Figure dataset records:
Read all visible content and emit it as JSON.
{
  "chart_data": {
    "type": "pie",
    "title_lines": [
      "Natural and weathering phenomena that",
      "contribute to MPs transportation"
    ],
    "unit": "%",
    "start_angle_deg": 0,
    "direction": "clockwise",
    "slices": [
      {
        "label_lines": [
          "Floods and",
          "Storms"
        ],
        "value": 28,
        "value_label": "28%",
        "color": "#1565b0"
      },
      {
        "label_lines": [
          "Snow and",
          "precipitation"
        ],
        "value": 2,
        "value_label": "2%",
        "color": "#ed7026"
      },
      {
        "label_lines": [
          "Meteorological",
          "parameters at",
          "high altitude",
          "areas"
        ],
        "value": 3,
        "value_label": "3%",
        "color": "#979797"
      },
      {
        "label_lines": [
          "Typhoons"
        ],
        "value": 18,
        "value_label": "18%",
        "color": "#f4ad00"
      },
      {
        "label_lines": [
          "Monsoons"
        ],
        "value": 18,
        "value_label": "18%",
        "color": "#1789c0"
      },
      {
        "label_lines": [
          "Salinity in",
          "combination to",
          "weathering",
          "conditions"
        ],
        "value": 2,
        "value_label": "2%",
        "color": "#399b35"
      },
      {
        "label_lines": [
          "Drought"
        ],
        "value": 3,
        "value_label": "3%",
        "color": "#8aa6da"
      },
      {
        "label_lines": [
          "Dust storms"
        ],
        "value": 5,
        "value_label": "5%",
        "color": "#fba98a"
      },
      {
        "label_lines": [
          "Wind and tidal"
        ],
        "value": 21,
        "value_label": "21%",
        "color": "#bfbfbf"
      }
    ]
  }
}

WHAT YOU WILL DO: Your task is to retype all the records above with nothing left out.

FULL OUTPUT:
Read all visible content and emit it as JSON.
{
  "chart_data": {
    "type": "pie",
    "title_lines": [
      "Natural and weathering phenomena that",
      "contribute to MPs transportation"
    ],
    "unit": "%",
    "start_angle_deg": 0,
    "direction": "clockwise",
    "slices": [
      {
        "label_lines": [
          "Floods and",
          "Storms"
        ],
        "value": 28,
        "value_label": "28%",
        "color": "#1565b0"
      },
      {
        "label_lines": [
          "Snow and",
          "precipitation"
        ],
        "value": 2,
        "value_label": "2%",
        "color": "#ed7026"
      },
      {
        "label_lines": [
          "Meteorological",
          "parameters at",
          "high altitude",
          "areas"
        ],
        "value": 3,
        "value_label": "3%",
        "color": "#979797"
      },
      {
        "label_lines": [
          "Typhoons"
        ],
        "value": 18,
        "value_label": "18%",
        "color": "#f4ad00"
      },
      {
        "label_lines": [
          "Monsoons"
        ],
        "value": 18,
        "value_label": "18%",
        "color": "#1789c0"
      },
      {
        "label_lines": [
          "Salinity in",
          "combination to",
          "weathering",
          "conditions"
        ],
        "value": 2,
        "value_label": "2%",
        "color": "#399b35"
      },
      {
        "label_lines": [
          "Drought"
        ],
        "value": 3,
        "value_label": "3%",
        "color": "#8aa6da"
      },
      {
        "label_lines": [
          "Dust storms"
        ],
        "value": 5,
        "value_label": "5%",
        "color": "#fba98a"
      },
      {
        "label_lines": [
          "Wind and tidal"
        ],
        "value": 21,
        "value_label": "21%",
        "color": "#bfbfbf"
      }
    ]
  }
}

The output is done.